## Start STORED ROWS

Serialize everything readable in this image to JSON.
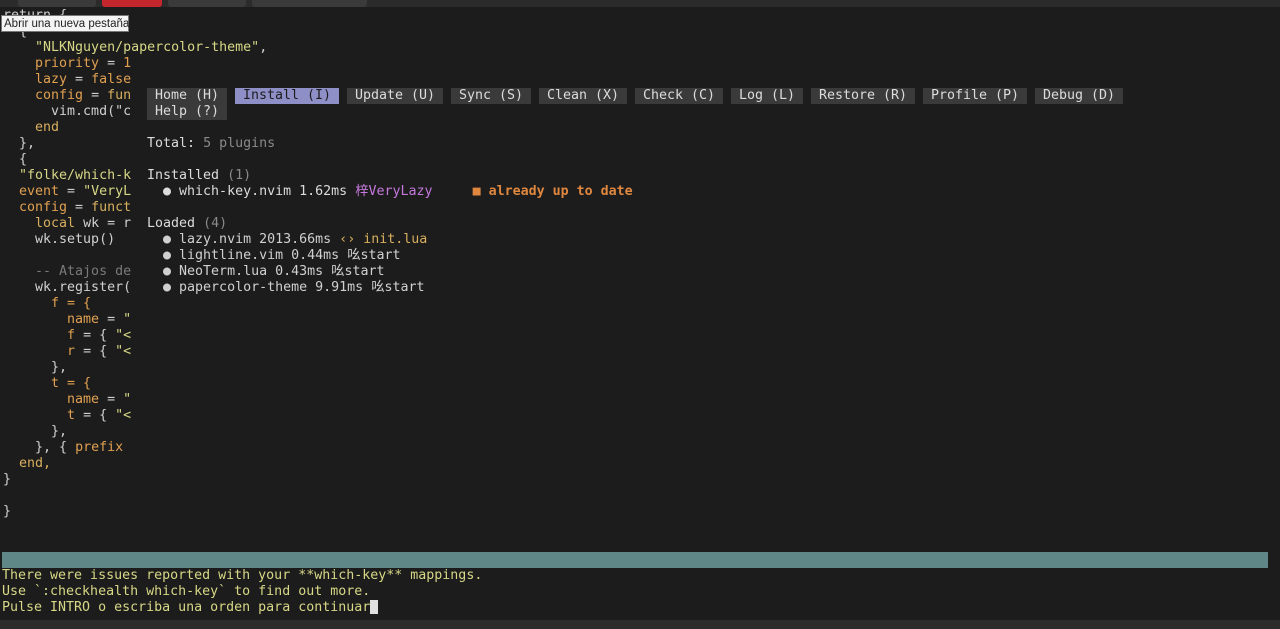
{
  "window": {
    "tooltip": "Abrir una nueva pestaña"
  },
  "tabs": [
    {
      "color": "#3a3a3a"
    },
    {
      "color": "#c4262e"
    },
    {
      "color": "#3a3a3a"
    },
    {
      "color": "#3a3a3a"
    }
  ],
  "editor": {
    "lines": [
      {
        "segments": [
          {
            "text": "return {",
            "color": "#d0d0d0"
          }
        ]
      },
      {
        "segments": [
          {
            "text": "  {",
            "color": "#d0d0d0"
          }
        ]
      },
      {
        "segments": [
          {
            "text": "    \"NLKNguyen/papercolor-theme\"",
            "color": "#d7d787"
          },
          {
            "text": ",",
            "color": "#d0d0d0"
          }
        ]
      },
      {
        "segments": [
          {
            "text": "    priority",
            "color": "#e0a050"
          },
          {
            "text": " = ",
            "color": "#d0d0d0"
          },
          {
            "text": "1",
            "color": "#e0a050"
          }
        ]
      },
      {
        "segments": [
          {
            "text": "    lazy",
            "color": "#e0a050"
          },
          {
            "text": " = ",
            "color": "#d0d0d0"
          },
          {
            "text": "false",
            "color": "#e0a050"
          }
        ]
      },
      {
        "segments": [
          {
            "text": "    config",
            "color": "#e0a050"
          },
          {
            "text": " = ",
            "color": "#d0d0d0"
          },
          {
            "text": "fun",
            "color": "#d7af5f"
          }
        ]
      },
      {
        "segments": [
          {
            "text": "      vim.cmd(\"c",
            "color": "#d0d0d0"
          }
        ]
      },
      {
        "segments": [
          {
            "text": "    end",
            "color": "#d7af5f"
          }
        ]
      },
      {
        "segments": [
          {
            "text": "  },",
            "color": "#d0d0d0"
          }
        ]
      },
      {
        "segments": [
          {
            "text": "  {",
            "color": "#d0d0d0"
          }
        ]
      },
      {
        "segments": [
          {
            "text": "  \"folke/which-k",
            "color": "#d7d787"
          }
        ]
      },
      {
        "segments": [
          {
            "text": "  event",
            "color": "#e0a050"
          },
          {
            "text": " = ",
            "color": "#d0d0d0"
          },
          {
            "text": "\"VeryL",
            "color": "#d7d787"
          }
        ]
      },
      {
        "segments": [
          {
            "text": "  config",
            "color": "#e0a050"
          },
          {
            "text": " = ",
            "color": "#d0d0d0"
          },
          {
            "text": "funct",
            "color": "#d7af5f"
          }
        ]
      },
      {
        "segments": [
          {
            "text": "    local",
            "color": "#d7af5f"
          },
          {
            "text": " wk = r",
            "color": "#d0d0d0"
          }
        ]
      },
      {
        "segments": [
          {
            "text": "    wk.setup()",
            "color": "#d0d0d0"
          }
        ]
      },
      {
        "segments": [
          {
            "text": "",
            "color": "#d0d0d0"
          }
        ]
      },
      {
        "segments": [
          {
            "text": "    -- Atajos de",
            "color": "#7a7a7a"
          }
        ]
      },
      {
        "segments": [
          {
            "text": "    wk.register(",
            "color": "#d0d0d0"
          }
        ]
      },
      {
        "segments": [
          {
            "text": "      f = {",
            "color": "#e0a050"
          }
        ]
      },
      {
        "segments": [
          {
            "text": "        name",
            "color": "#e0a050"
          },
          {
            "text": " = ",
            "color": "#d0d0d0"
          },
          {
            "text": "\"",
            "color": "#d7d787"
          }
        ]
      },
      {
        "segments": [
          {
            "text": "        f",
            "color": "#e0a050"
          },
          {
            "text": " = { ",
            "color": "#d0d0d0"
          },
          {
            "text": "\"<",
            "color": "#d7d787"
          }
        ]
      },
      {
        "segments": [
          {
            "text": "        r",
            "color": "#e0a050"
          },
          {
            "text": " = { ",
            "color": "#d0d0d0"
          },
          {
            "text": "\"<",
            "color": "#d7d787"
          }
        ]
      },
      {
        "segments": [
          {
            "text": "      },",
            "color": "#d0d0d0"
          }
        ]
      },
      {
        "segments": [
          {
            "text": "      t = {",
            "color": "#e0a050"
          }
        ]
      },
      {
        "segments": [
          {
            "text": "        name",
            "color": "#e0a050"
          },
          {
            "text": " = ",
            "color": "#d0d0d0"
          },
          {
            "text": "\"",
            "color": "#d7d787"
          }
        ]
      },
      {
        "segments": [
          {
            "text": "        t",
            "color": "#e0a050"
          },
          {
            "text": " = { ",
            "color": "#d0d0d0"
          },
          {
            "text": "\"<",
            "color": "#d7d787"
          }
        ]
      },
      {
        "segments": [
          {
            "text": "      },",
            "color": "#d0d0d0"
          }
        ]
      },
      {
        "segments": [
          {
            "text": "    }, { ",
            "color": "#d0d0d0"
          },
          {
            "text": "prefix",
            "color": "#e0a050"
          }
        ]
      },
      {
        "segments": [
          {
            "text": "  end,",
            "color": "#d7af5f"
          }
        ]
      },
      {
        "segments": [
          {
            "text": "}",
            "color": "#d0d0d0"
          }
        ]
      },
      {
        "segments": [
          {
            "text": "",
            "color": "#d0d0d0"
          }
        ]
      },
      {
        "segments": [
          {
            "text": "}",
            "color": "#d0d0d0"
          }
        ]
      }
    ]
  },
  "lazy": {
    "buttons": [
      {
        "label": "Home (H)",
        "active": false
      },
      {
        "label": "Install (I)",
        "active": true
      },
      {
        "label": "Update (U)",
        "active": false
      },
      {
        "label": "Sync (S)",
        "active": false
      },
      {
        "label": "Clean (X)",
        "active": false
      },
      {
        "label": "Check (C)",
        "active": false
      },
      {
        "label": "Log (L)",
        "active": false
      },
      {
        "label": "Restore (R)",
        "active": false
      },
      {
        "label": "Profile (P)",
        "active": false
      },
      {
        "label": "Debug (D)",
        "active": false
      },
      {
        "label": "Help (?)",
        "active": false
      }
    ],
    "total_label": "Total:",
    "total_value": "5 plugins",
    "installed": {
      "title": "Installed",
      "count": "(1)",
      "items": [
        {
          "name": "which-key.nvim",
          "time": "1.62ms",
          "icon": "梓",
          "source": "VeryLazy",
          "status_icon": "■",
          "status": "already up to date"
        }
      ]
    },
    "loaded": {
      "title": "Loaded",
      "count": "(4)",
      "items": [
        {
          "name": "lazy.nvim",
          "time": "2013.66ms",
          "icon": "",
          "source": "init.lua"
        },
        {
          "name": "lightline.vim",
          "time": "0.44ms",
          "icon": "吆",
          "source": "start"
        },
        {
          "name": "NeoTerm.lua",
          "time": "0.43ms",
          "icon": "吆",
          "source": "start"
        },
        {
          "name": "papercolor-theme",
          "time": "9.91ms",
          "icon": "吆",
          "source": "start"
        }
      ]
    }
  },
  "messages": {
    "line1": "There were issues reported with your **which-key** mappings.",
    "line2": "Use `:checkhealth which-key` to find out more.",
    "prompt": "Pulse INTRO o escriba una orden para continuar"
  },
  "colors": {
    "background": "#1c1c1c",
    "statusbar": "#5f8787",
    "active_button": "#8f8fc8",
    "warning": "#e0873f",
    "message": "#d7d787"
  }
}
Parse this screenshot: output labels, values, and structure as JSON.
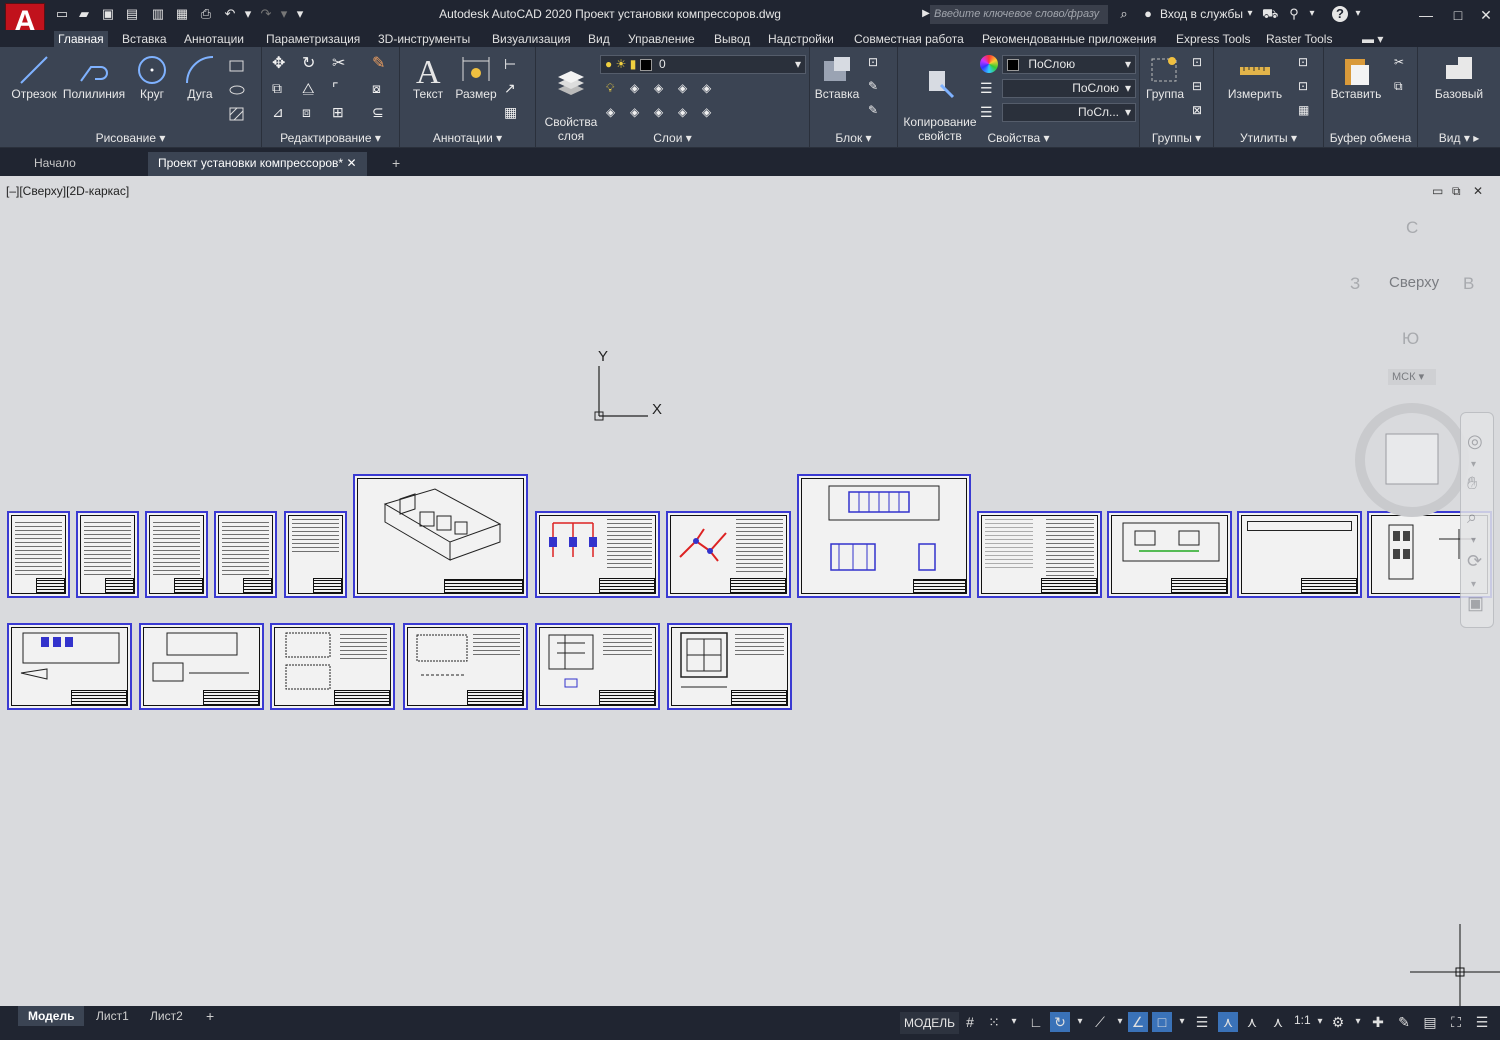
{
  "app": {
    "logo_letter": "A",
    "title": "Autodesk AutoCAD 2020   Проект установки компрессоров.dwg",
    "search_placeholder": "Введите ключевое слово/фразу",
    "signin": "Вход в службы",
    "help": "?"
  },
  "menu": [
    "Главная",
    "Вставка",
    "Аннотации",
    "Параметризация",
    "3D-инструменты",
    "Визуализация",
    "Вид",
    "Управление",
    "Вывод",
    "Надстройки",
    "Совместная работа",
    "Рекомендованные приложения",
    "Express Tools",
    "Raster Tools"
  ],
  "ribbon": {
    "draw": {
      "title": "Рисование",
      "line": "Отрезок",
      "polyline": "Полилиния",
      "circle": "Круг",
      "arc": "Дуга"
    },
    "modify": {
      "title": "Редактирование"
    },
    "annotation": {
      "title": "Аннотации",
      "text": "Текст",
      "dimension": "Размер"
    },
    "layers": {
      "title": "Слои",
      "properties": "Свойства\nслоя",
      "current_layer": "0"
    },
    "block": {
      "title": "Блок",
      "insert": "Вставка"
    },
    "properties": {
      "title": "Свойства",
      "match": "Копирование\nсвойств",
      "color": "ПоСлою",
      "linetype": "ПоСлою",
      "lineweight": "ПоСл..."
    },
    "groups": {
      "title": "Группы",
      "group": "Группа"
    },
    "utilities": {
      "title": "Утилиты",
      "measure": "Измерить"
    },
    "clipboard": {
      "title": "Буфер обмена",
      "paste": "Вставить"
    },
    "view": {
      "title": "Вид",
      "base": "Базовый"
    }
  },
  "doc_tabs": {
    "start": "Начало",
    "drawing": "Проект установки компрессоров*"
  },
  "viewport": {
    "label": "[–][Сверху][2D-каркас]",
    "ucs_x": "X",
    "ucs_y": "Y",
    "navcube": {
      "top": "Сверху",
      "north": "С",
      "south": "Ю",
      "west": "З",
      "east": "В",
      "wcs": "МСК"
    }
  },
  "layout_tabs": [
    "Модель",
    "Лист1",
    "Лист2"
  ],
  "status": {
    "model": "МОДЕЛЬ",
    "scale": "1:1"
  },
  "colors": {
    "accent": "#3a3ad2",
    "ribbon_bg": "#3b4453",
    "title_bg": "#202531",
    "canvas": "#d9dadd"
  }
}
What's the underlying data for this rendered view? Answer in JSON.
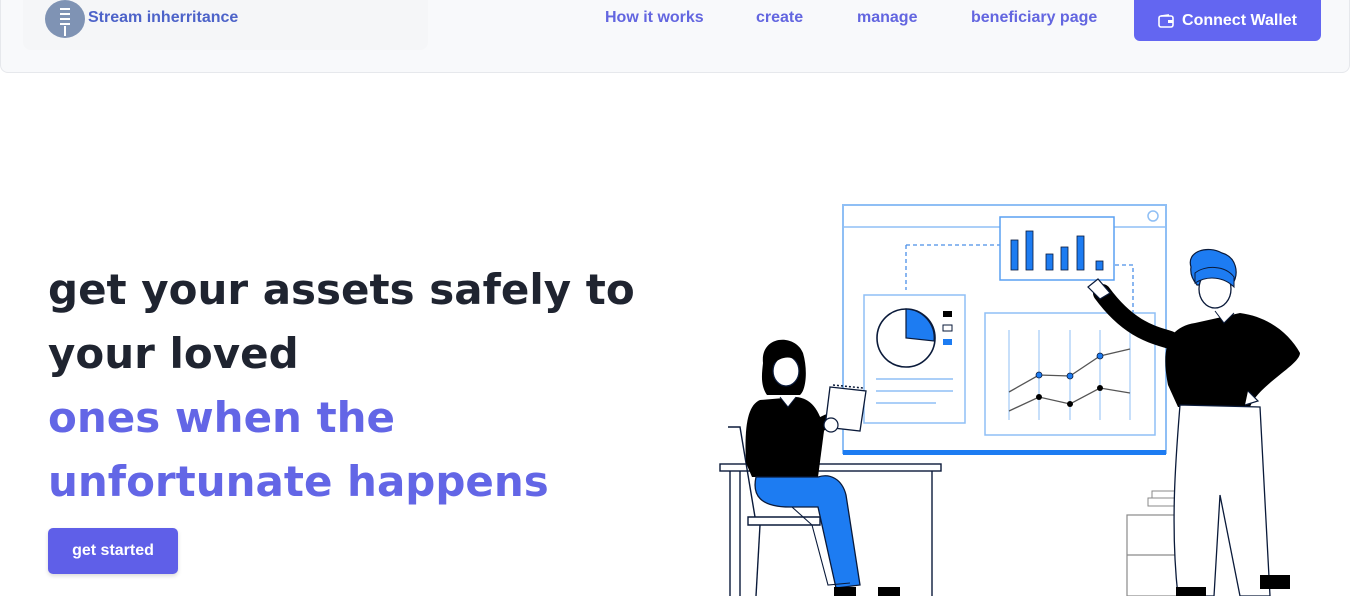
{
  "brand": {
    "name": "Stream inherritance",
    "logo_icon": "tower-logo-icon"
  },
  "nav": {
    "links": [
      "How it works",
      "create",
      "manage",
      "beneficiary page"
    ],
    "connect_label": "Connect Wallet",
    "connect_icon": "wallet-icon"
  },
  "hero": {
    "line1": "get your assets safely to",
    "line2": "your loved",
    "line3": "ones when the",
    "line4": "unfortunate happens",
    "cta_label": "get started"
  },
  "colors": {
    "accent": "#6366f1",
    "headline_dark": "#1f2430",
    "headline_accent": "#6366e6",
    "illustration_blue": "#1d7cf2"
  },
  "illustration": {
    "name": "people-analyzing-dashboard-illustration"
  }
}
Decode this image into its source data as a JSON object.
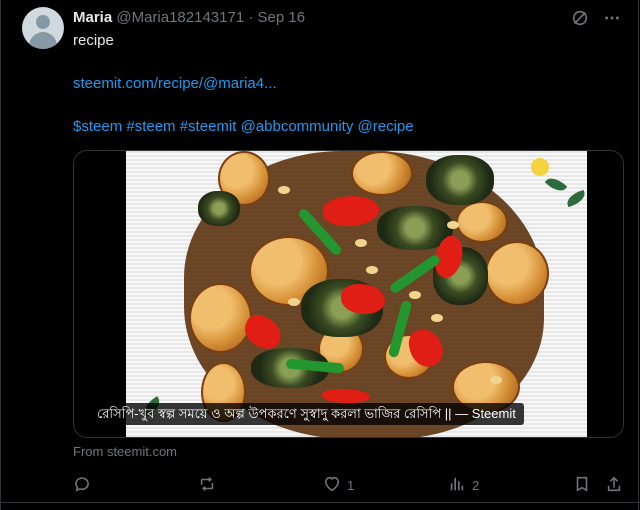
{
  "author": {
    "name": "Maria",
    "handle": "@Maria182143171",
    "date": "Sep 16"
  },
  "tweet": {
    "text": "recipe",
    "link": "steemit.com/recipe/@maria4...",
    "tags": "$steem #steem #steemit @abbcommunity @recipe"
  },
  "media": {
    "caption": "রেসিপি-খুব স্বল্প সময়ে ও অল্প উপকরণে সুস্বাদু করলা ভাজির রেসিপি || — Steemit"
  },
  "source": {
    "text": "From steemit.com"
  },
  "actions": {
    "likes": "1",
    "views": "2"
  },
  "icons": [
    "grok-icon",
    "more-icon",
    "reply-icon",
    "retweet-icon",
    "like-icon",
    "views-icon",
    "bookmark-icon",
    "share-icon"
  ],
  "colors": {
    "background": "#000000",
    "text": "#e7e9ea",
    "muted": "#71767b",
    "link": "#1d9bf0"
  }
}
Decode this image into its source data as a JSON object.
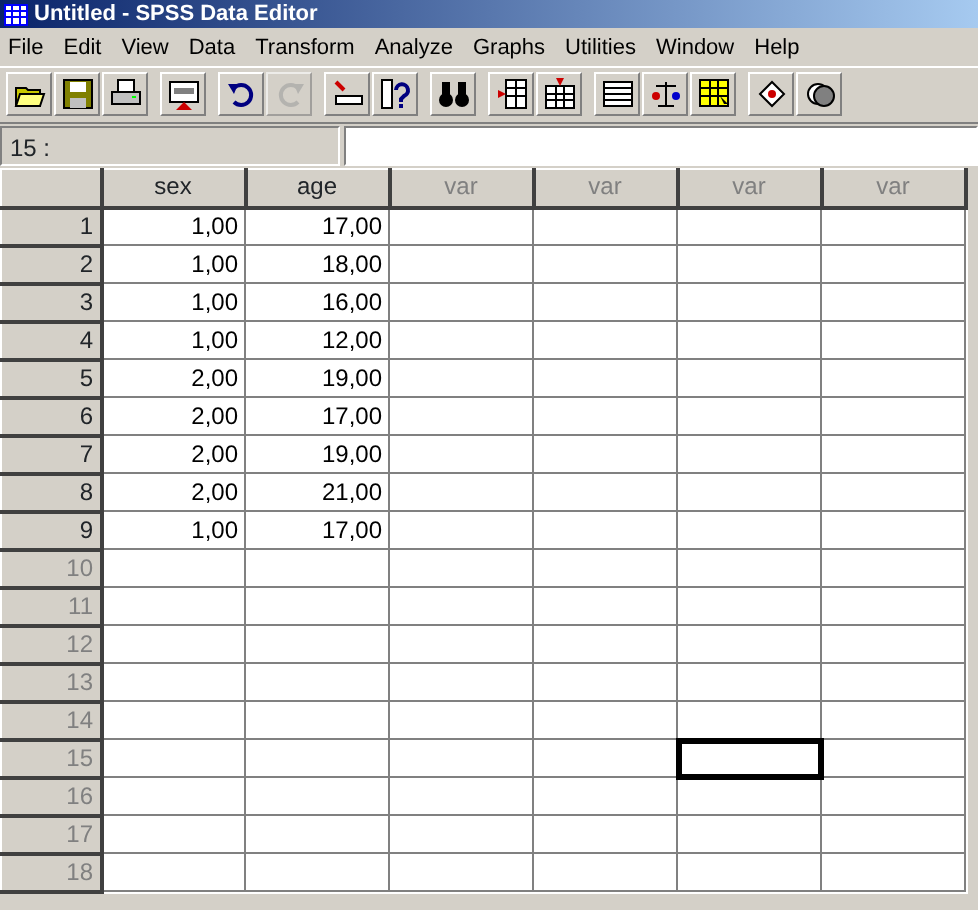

## End STORED ROWS

Gather from the data above every line with the string "this".

## REPLY TO THE TASK
Serialize everything readable in this image to JSON.
Parse this screenshot: output labels, values, and structure as JSON.
What's the underlying data for this rendered view? Answer in JSON.
Decode this image into its source data as a JSON object.
Decode this image into its source data as a JSON object.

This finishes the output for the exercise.